**SET PROBLEM:**
In your copy, repeat the records exactly and leave out the pictures.

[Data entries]
※

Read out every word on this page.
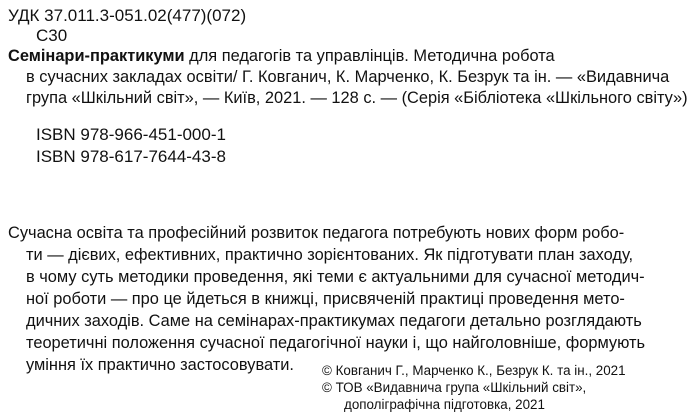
УДК 37.011.3-051.02(477)(072)
С30
Семінари-практикуми для педагогів та управлінців. Методична робота
в сучасних закладах освіти/ Г. Ковганич, К. Марченко, К. Безрук та ін. — «Видавнича
група «Шкільний світ», — Київ, 2021. — 128 с. — (Серія «Бібліотека «Шкільного світу»)
ISBN 978-966-451-000-1
ISBN 978-617-7644-43-8
Сучасна освіта та професійний розвиток педагога потребують нових форм робо-
ти — дієвих, ефективних, практично зорієнтованих. Як підготувати план заходу,
в чому суть методики проведення, які теми є актуальними для сучасної методич-
ної роботи — про це йдеться в книжці, присвяченій практиці проведення мето-
дичних заходів. Саме на семінарах-практикумах педагоги детально розглядають
теоретичні положення сучасної педагогічної науки і, що найголовніше, формують
уміння їх практично застосовувати.	© Ковганич Г., Марченко К., Безрук К. та ін., 2021
© ТОВ «Видавнича група «Шкільний світ»,
дополіграфічна підготовка, 2021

※

**EXERCISE OUTPUT:**
Read out every word on this page.
УДК 37.011.3-051.02(477)(072)
С30
Семінари-практикуми для педагогів та управлінців. Методична робота
в сучасних закладах освіти/ Г. Ковганич, К. Марченко, К. Безрук та ін. — «Видавнича
група «Шкільний світ», — Київ, 2021. — 128 с. — (Серія «Бібліотека «Шкільного світу»)
ISBN 978-966-451-000-1
ISBN 978-617-7644-43-8
Сучасна освіта та професійний розвиток педагога потребують нових форм робо-
ти — дієвих, ефективних, практично зорієнтованих. Як підготувати план заходу,
в чому суть методики проведення, які теми є актуальними для сучасної методич-
ної роботи — про це йдеться в книжці, присвяченій практиці проведення мето-
дичних заходів. Саме на семінарах-практикумах педагоги детально розглядають
теоретичні положення сучасної педагогічної науки і, що найголовніше, формують
уміння їх практично застосовувати.	© Ковганич Г., Марченко К., Безрук К. та ін., 2021
© ТОВ «Видавнича група «Шкільний світ»,
дополіграфічна підготовка, 2021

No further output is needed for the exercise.